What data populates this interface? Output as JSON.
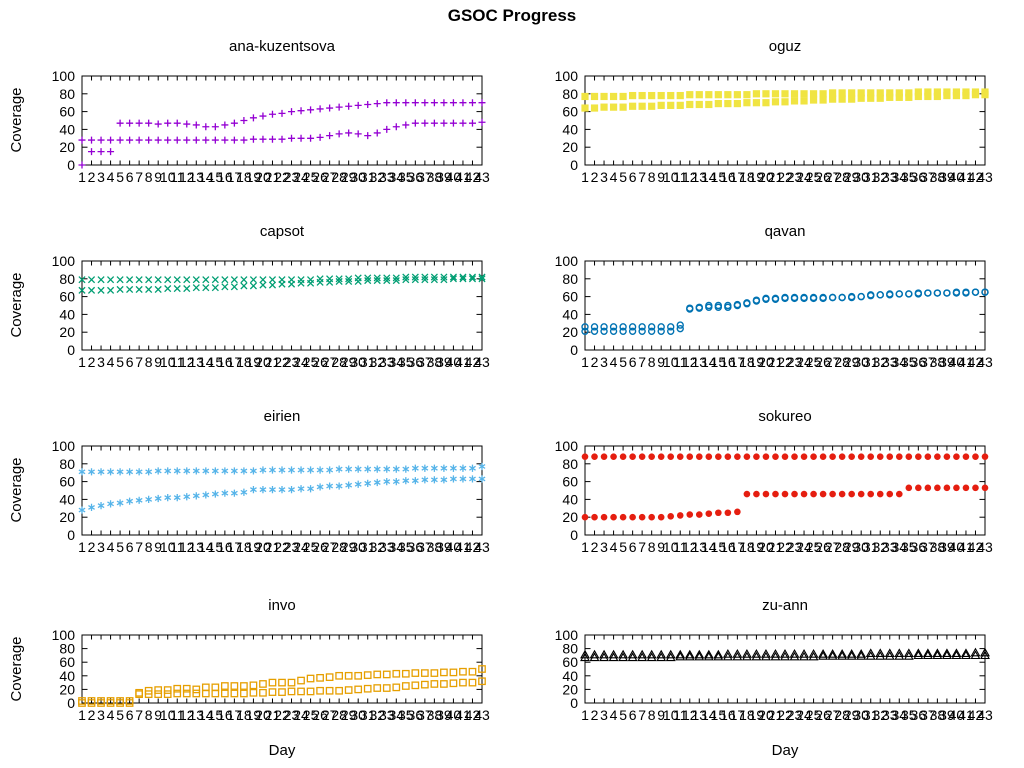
{
  "title": "GSOC Progress",
  "chart_data": [
    {
      "type": "scatter",
      "title": "ana-kuzentsova",
      "ylabel": "Coverage",
      "marker": "plus",
      "color": "#9400d3",
      "x_range": [
        1,
        43
      ],
      "y_range": [
        0,
        100
      ],
      "x_tick_step": 1,
      "y_tick_step": 20,
      "grid": false,
      "legend": "none",
      "series": [
        {
          "values": [
            0,
            15,
            15,
            15,
            47,
            47,
            47,
            47,
            46,
            47,
            47,
            46,
            45,
            43,
            43,
            45,
            47,
            50,
            53,
            55,
            57,
            58,
            60,
            61,
            62,
            63,
            64,
            65,
            66,
            67,
            68,
            69,
            70,
            70,
            70,
            70,
            70,
            70,
            70,
            70,
            70,
            70,
            70
          ]
        },
        {
          "values": [
            28,
            28,
            28,
            28,
            28,
            28,
            28,
            28,
            28,
            28,
            28,
            28,
            28,
            28,
            28,
            28,
            28,
            28,
            29,
            29,
            29,
            29,
            30,
            30,
            30,
            31,
            33,
            35,
            36,
            35,
            33,
            36,
            40,
            43,
            45,
            47,
            47,
            47,
            47,
            47,
            47,
            47,
            48
          ]
        }
      ]
    },
    {
      "type": "scatter",
      "title": "oguz",
      "marker": "filled-square",
      "color": "#f0e442",
      "x_range": [
        1,
        43
      ],
      "y_range": [
        0,
        100
      ],
      "x_tick_step": 1,
      "y_tick_step": 20,
      "grid": false,
      "legend": "none",
      "series": [
        {
          "values": [
            77,
            77,
            77,
            77,
            77,
            78,
            78,
            78,
            78,
            78,
            78,
            79,
            79,
            79,
            79,
            79,
            79,
            79,
            80,
            80,
            80,
            80,
            80,
            80,
            80,
            80,
            81,
            81,
            81,
            81,
            81,
            81,
            81,
            81,
            81,
            82,
            82,
            82,
            82,
            82,
            82,
            82,
            82
          ]
        },
        {
          "values": [
            64,
            64,
            65,
            65,
            65,
            66,
            66,
            66,
            67,
            67,
            67,
            68,
            68,
            68,
            69,
            69,
            69,
            70,
            70,
            70,
            71,
            71,
            72,
            72,
            73,
            73,
            74,
            74,
            74,
            75,
            75,
            75,
            76,
            76,
            76,
            77,
            77,
            77,
            78,
            78,
            78,
            79,
            79
          ]
        }
      ]
    },
    {
      "type": "scatter",
      "title": "capsot",
      "ylabel": "Coverage",
      "marker": "cross",
      "color": "#009e73",
      "x_range": [
        1,
        43
      ],
      "y_range": [
        0,
        100
      ],
      "x_tick_step": 1,
      "y_tick_step": 20,
      "grid": false,
      "legend": "none",
      "series": [
        {
          "values": [
            79,
            79,
            79,
            79,
            79,
            79,
            79,
            79,
            79,
            79,
            79,
            79,
            79,
            79,
            79,
            79,
            79,
            79,
            79,
            79,
            79,
            79,
            79,
            79,
            79,
            80,
            80,
            80,
            80,
            81,
            81,
            81,
            81,
            81,
            82,
            82,
            82,
            82,
            82,
            82,
            82,
            82,
            82
          ]
        },
        {
          "values": [
            67,
            67,
            67,
            67,
            68,
            68,
            68,
            68,
            68,
            69,
            69,
            69,
            70,
            70,
            70,
            71,
            71,
            72,
            72,
            73,
            73,
            74,
            74,
            75,
            75,
            76,
            76,
            77,
            77,
            77,
            78,
            78,
            78,
            78,
            79,
            79,
            79,
            79,
            79,
            80,
            80,
            80,
            80
          ]
        }
      ]
    },
    {
      "type": "scatter",
      "title": "qavan",
      "marker": "open-circle",
      "color": "#0072b2",
      "x_range": [
        1,
        43
      ],
      "y_range": [
        0,
        100
      ],
      "x_tick_step": 1,
      "y_tick_step": 20,
      "grid": false,
      "legend": "none",
      "series": [
        {
          "values": [
            26,
            26,
            26,
            26,
            26,
            26,
            26,
            26,
            26,
            26,
            28,
            47,
            48,
            50,
            50,
            50,
            51,
            53,
            56,
            58,
            58,
            59,
            59,
            59,
            59,
            59,
            59,
            59,
            60,
            60,
            62,
            62,
            63,
            63,
            63,
            64,
            64,
            64,
            64,
            65,
            65,
            65,
            65
          ]
        },
        {
          "values": [
            21,
            21,
            21,
            21,
            21,
            21,
            21,
            21,
            21,
            21,
            24,
            46,
            47,
            48,
            48,
            48,
            50,
            52,
            55,
            57,
            57,
            58,
            58,
            58,
            58,
            58,
            59,
            59,
            59,
            60,
            61,
            62,
            62,
            63,
            63,
            63,
            64,
            64,
            64,
            64,
            64,
            65,
            65
          ]
        }
      ]
    },
    {
      "type": "scatter",
      "title": "eirien",
      "ylabel": "Coverage",
      "marker": "asterisk",
      "color": "#56b4e9",
      "x_range": [
        1,
        43
      ],
      "y_range": [
        0,
        100
      ],
      "x_tick_step": 1,
      "y_tick_step": 20,
      "grid": false,
      "legend": "none",
      "series": [
        {
          "values": [
            71,
            71,
            71,
            71,
            71,
            71,
            71,
            71,
            72,
            72,
            72,
            72,
            72,
            72,
            72,
            72,
            72,
            72,
            72,
            73,
            73,
            73,
            73,
            73,
            73,
            73,
            73,
            74,
            74,
            74,
            74,
            74,
            74,
            74,
            74,
            75,
            75,
            75,
            75,
            75,
            75,
            75,
            77
          ]
        },
        {
          "values": [
            28,
            31,
            33,
            35,
            36,
            38,
            39,
            40,
            41,
            42,
            42,
            43,
            44,
            45,
            46,
            47,
            47,
            48,
            51,
            51,
            51,
            51,
            51,
            52,
            52,
            54,
            55,
            55,
            56,
            57,
            58,
            59,
            60,
            60,
            61,
            61,
            62,
            62,
            62,
            63,
            63,
            63,
            63
          ]
        }
      ]
    },
    {
      "type": "scatter",
      "title": "sokureo",
      "marker": "filled-circle",
      "color": "#e51e10",
      "x_range": [
        1,
        43
      ],
      "y_range": [
        0,
        100
      ],
      "x_tick_step": 1,
      "y_tick_step": 20,
      "grid": false,
      "legend": "none",
      "series": [
        {
          "values": [
            88,
            88,
            88,
            88,
            88,
            88,
            88,
            88,
            88,
            88,
            88,
            88,
            88,
            88,
            88,
            88,
            88,
            88,
            88,
            88,
            88,
            88,
            88,
            88,
            88,
            88,
            88,
            88,
            88,
            88,
            88,
            88,
            88,
            88,
            88,
            88,
            88,
            88,
            88,
            88,
            88,
            88,
            88
          ]
        },
        {
          "values": [
            20,
            20,
            20,
            20,
            20,
            20,
            20,
            20,
            20,
            21,
            22,
            23,
            23,
            24,
            25,
            25,
            26,
            46,
            46,
            46,
            46,
            46,
            46,
            46,
            46,
            46,
            46,
            46,
            46,
            46,
            46,
            46,
            46,
            46,
            53,
            53,
            53,
            53,
            53,
            53,
            53,
            53,
            53
          ]
        }
      ]
    },
    {
      "type": "scatter",
      "title": "invo",
      "ylabel": "Coverage",
      "xlabel": "Day",
      "marker": "open-square",
      "color": "#e69f00",
      "x_range": [
        1,
        43
      ],
      "y_range": [
        0,
        100
      ],
      "x_tick_step": 1,
      "y_tick_step": 20,
      "grid": false,
      "legend": "none",
      "series": [
        {
          "values": [
            3,
            3,
            3,
            3,
            3,
            3,
            15,
            18,
            19,
            19,
            21,
            21,
            20,
            23,
            23,
            25,
            25,
            25,
            26,
            28,
            30,
            30,
            30,
            33,
            36,
            37,
            38,
            40,
            40,
            40,
            41,
            42,
            42,
            43,
            43,
            44,
            44,
            44,
            45,
            45,
            46,
            46,
            50
          ]
        },
        {
          "values": [
            0,
            0,
            0,
            0,
            0,
            0,
            13,
            13,
            13,
            13,
            14,
            14,
            14,
            14,
            14,
            14,
            14,
            14,
            15,
            15,
            16,
            16,
            17,
            17,
            17,
            18,
            18,
            18,
            19,
            20,
            21,
            22,
            22,
            23,
            25,
            26,
            27,
            28,
            28,
            29,
            30,
            30,
            32
          ]
        }
      ]
    },
    {
      "type": "scatter",
      "title": "zu-ann",
      "xlabel": "Day",
      "marker": "open-triangle",
      "color": "#000000",
      "x_range": [
        1,
        43
      ],
      "y_range": [
        0,
        100
      ],
      "x_tick_step": 1,
      "y_tick_step": 20,
      "grid": false,
      "legend": "none",
      "series": [
        {
          "values": [
            71,
            71,
            71,
            71,
            71,
            71,
            71,
            71,
            71,
            71,
            71,
            71,
            71,
            71,
            71,
            72,
            72,
            72,
            72,
            72,
            72,
            72,
            72,
            72,
            72,
            72,
            72,
            72,
            72,
            72,
            73,
            73,
            73,
            73,
            73,
            73,
            73,
            73,
            73,
            73,
            73,
            74,
            74
          ]
        },
        {
          "values": [
            67,
            67,
            67,
            67,
            67,
            67,
            67,
            67,
            67,
            67,
            68,
            68,
            68,
            68,
            68,
            68,
            68,
            68,
            68,
            68,
            68,
            68,
            68,
            68,
            68,
            69,
            69,
            69,
            69,
            69,
            69,
            69,
            69,
            69,
            69,
            70,
            70,
            70,
            70,
            70,
            70,
            70,
            70
          ]
        }
      ]
    }
  ]
}
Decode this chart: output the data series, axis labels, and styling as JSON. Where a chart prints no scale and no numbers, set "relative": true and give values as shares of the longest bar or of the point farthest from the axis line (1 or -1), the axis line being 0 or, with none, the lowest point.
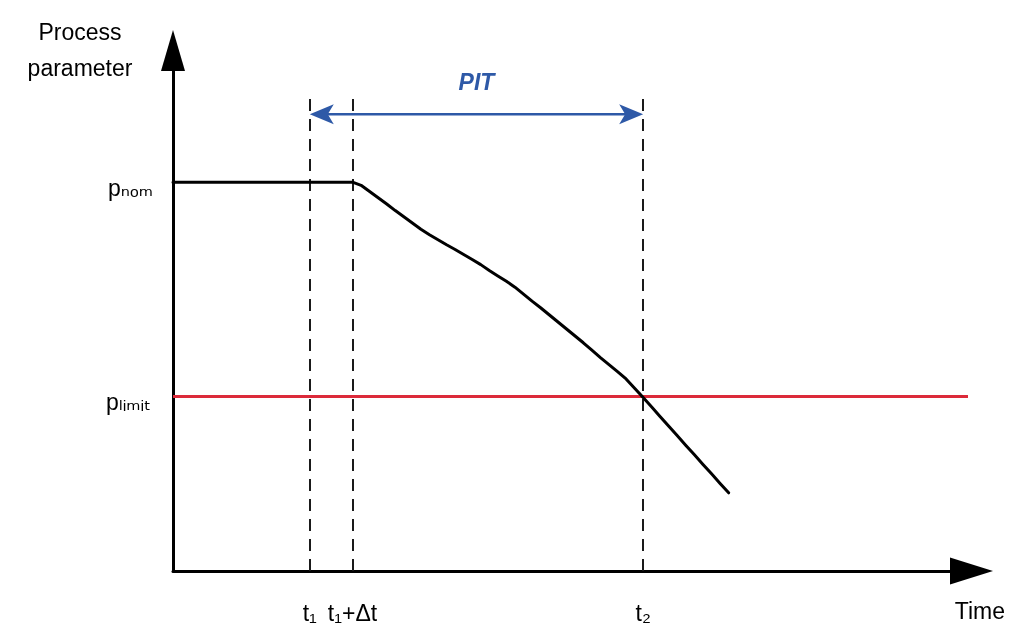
{
  "chart_data": {
    "type": "line",
    "relative": true,
    "xlabel": "Time",
    "ylabel": "Process parameter",
    "categories": [
      null,
      null,
      null,
      null,
      null,
      null,
      null,
      null,
      null,
      null,
      null,
      null,
      null,
      null,
      null,
      null,
      "t₁",
      null,
      null,
      null,
      null,
      "t₁+Δt",
      null,
      null,
      null,
      null,
      null,
      null,
      null,
      null,
      null,
      null,
      null,
      null,
      null,
      null,
      null,
      null,
      null,
      null,
      null,
      null,
      null,
      null,
      null,
      null,
      null,
      null,
      null,
      null,
      null,
      null,
      null,
      null,
      null,
      "t₂",
      null,
      null,
      null,
      null,
      null,
      null,
      null,
      null,
      null,
      null,
      null,
      null,
      null,
      null,
      null,
      null,
      null,
      null,
      null,
      null,
      null,
      null,
      null,
      null,
      null,
      null,
      null,
      null,
      null,
      null,
      null,
      null,
      null,
      null,
      null,
      null,
      null,
      null
    ],
    "series": [
      {
        "color": "#000000",
        "values": [
          1,
          1,
          1,
          1,
          1,
          1,
          1,
          1,
          1,
          1,
          1,
          1,
          1,
          1,
          1,
          1,
          1,
          1,
          1,
          1,
          1,
          1,
          0.992,
          0.976,
          0.96,
          0.944,
          0.927,
          0.911,
          0.895,
          0.879,
          0.865,
          0.852,
          0.839,
          0.827,
          0.814,
          0.801,
          0.788,
          0.773,
          0.759,
          0.745,
          0.73,
          0.712,
          0.694,
          0.677,
          0.659,
          0.641,
          0.623,
          0.605,
          0.587,
          0.568,
          0.549,
          0.531,
          0.513,
          0.494,
          0.47,
          0.446,
          0.422,
          0.397,
          0.372,
          0.348,
          0.323,
          0.299,
          0.274,
          0.25,
          0.225,
          0.201,
          null,
          null,
          null,
          null,
          null,
          null,
          null,
          null,
          null,
          null,
          null,
          null,
          null,
          null,
          null,
          null,
          null,
          null,
          null,
          null,
          null,
          null,
          null,
          null,
          null,
          null,
          null,
          null
        ]
      }
    ],
    "ref_lines": [
      {
        "axis": "x",
        "value": "t₁",
        "color": "#1a1a1a",
        "line_style": "dashed"
      },
      {
        "axis": "x",
        "value": "t₁+Δt",
        "color": "#1a1a1a",
        "line_style": "dashed"
      },
      {
        "axis": "x",
        "value": "t₂",
        "color": "#1a1a1a",
        "line_style": "dashed"
      },
      {
        "axis": "y",
        "value": 0.446,
        "label": "pₗᵢₘᵢₜ",
        "color": "#dc2a3a",
        "line_style": "solid"
      }
    ],
    "annotations": [
      "pₙₒₘ",
      "PIT"
    ]
  }
}
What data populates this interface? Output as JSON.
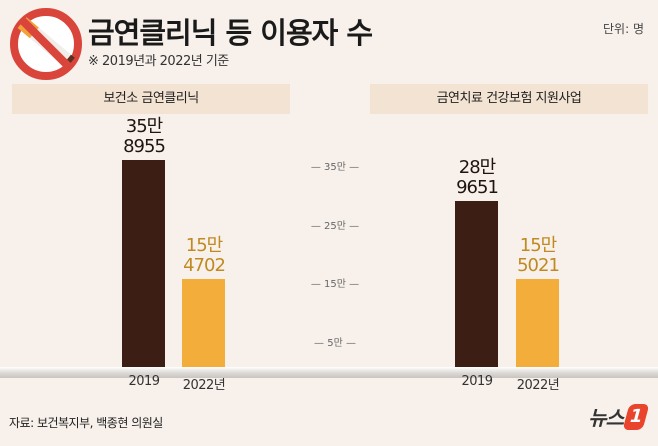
{
  "header": {
    "title": "금연클리닉 등 이용자 수",
    "subtitle": "※ 2019년과 2022년 기준",
    "unit": "단위: 명"
  },
  "footer": {
    "source": "자료: 보건복지부, 백종현 의원실",
    "logo": "뉴스1"
  },
  "colors": {
    "bar_2019": "#3d1e14",
    "bar_2022": "#f2ad3b",
    "label_2022": "#c08a22",
    "background": "#f8f1eb"
  },
  "icons": {
    "header": "no-smoking-icon"
  },
  "chart_data": [
    {
      "type": "bar",
      "title": "보건소 금연클리닉",
      "categories": [
        "2019",
        "2022년"
      ],
      "values": [
        358955,
        154702
      ],
      "data_labels": [
        [
          "35만",
          "8955"
        ],
        [
          "15만",
          "4702"
        ]
      ],
      "ylim": [
        0,
        400000
      ]
    },
    {
      "type": "bar",
      "title": "금연치료 건강보험 지원사업",
      "categories": [
        "2019",
        "2022년"
      ],
      "values": [
        289651,
        155021
      ],
      "data_labels": [
        [
          "28만",
          "9651"
        ],
        [
          "15만",
          "5021"
        ]
      ],
      "ylim": [
        0,
        400000
      ]
    }
  ],
  "axis": {
    "ticks": [
      {
        "value": 350000,
        "label": "35만"
      },
      {
        "value": 250000,
        "label": "25만"
      },
      {
        "value": 150000,
        "label": "15만"
      },
      {
        "value": 50000,
        "label": "5만"
      }
    ]
  }
}
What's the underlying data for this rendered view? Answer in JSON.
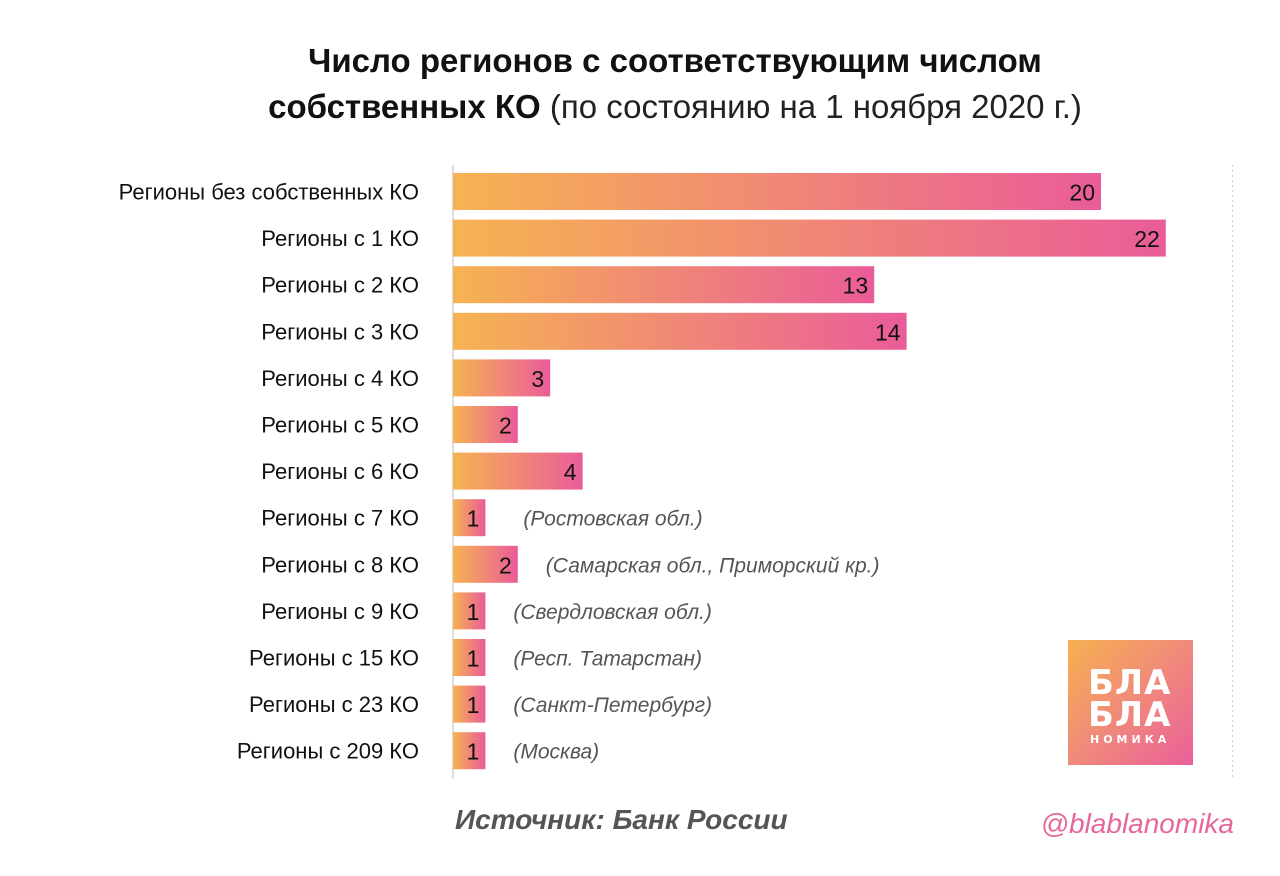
{
  "title": {
    "line1": "Число регионов с соответствующим числом",
    "line2_bold": "собственных КО",
    "line2_light": "(по состоянию на 1 ноября 2020 г.)"
  },
  "chart_data": {
    "type": "bar",
    "orientation": "horizontal",
    "categories": [
      "Регионы без собственных КО",
      "Регионы с 1 КО",
      "Регионы с 2 КО",
      "Регионы с 3 КО",
      "Регионы с 4 КО",
      "Регионы с 5 КО",
      "Регионы с 6 КО",
      "Регионы с 7 КО",
      "Регионы с 8 КО",
      "Регионы с 9 КО",
      "Регионы с 15 КО",
      "Регионы с 23 КО",
      "Регионы с 209 КО"
    ],
    "values": [
      20,
      22,
      13,
      14,
      3,
      2,
      4,
      1,
      2,
      1,
      1,
      1,
      1
    ],
    "annotations": [
      "",
      "",
      "",
      "",
      "",
      "",
      "",
      "(Ростовская обл.)",
      "(Самарская обл., Приморский кр.)",
      "(Свердловская обл.)",
      "(Респ. Татарстан)",
      "(Санкт-Петербург)",
      "(Москва)"
    ],
    "xlim": [
      0,
      24
    ],
    "grid": false,
    "colors": {
      "bar_start": "#f6b352",
      "bar_end": "#ea5c99",
      "label": "#111111",
      "annotation": "#555555"
    }
  },
  "source": "Источник: Банк России",
  "handle": "@blablanomika",
  "logo": {
    "line1": "БЛА",
    "line2": "БЛА",
    "line3": "НОМИКА"
  }
}
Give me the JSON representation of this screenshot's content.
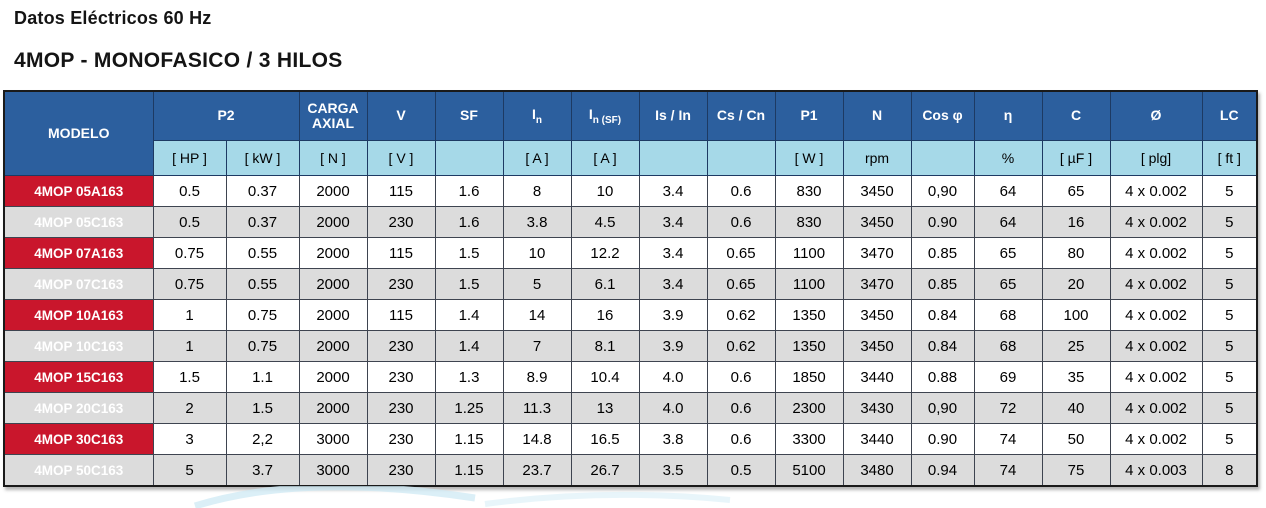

········

◆ Aim: Count the lines that hold the string "circle", and reply with that number alone.

◆ Written answer: 2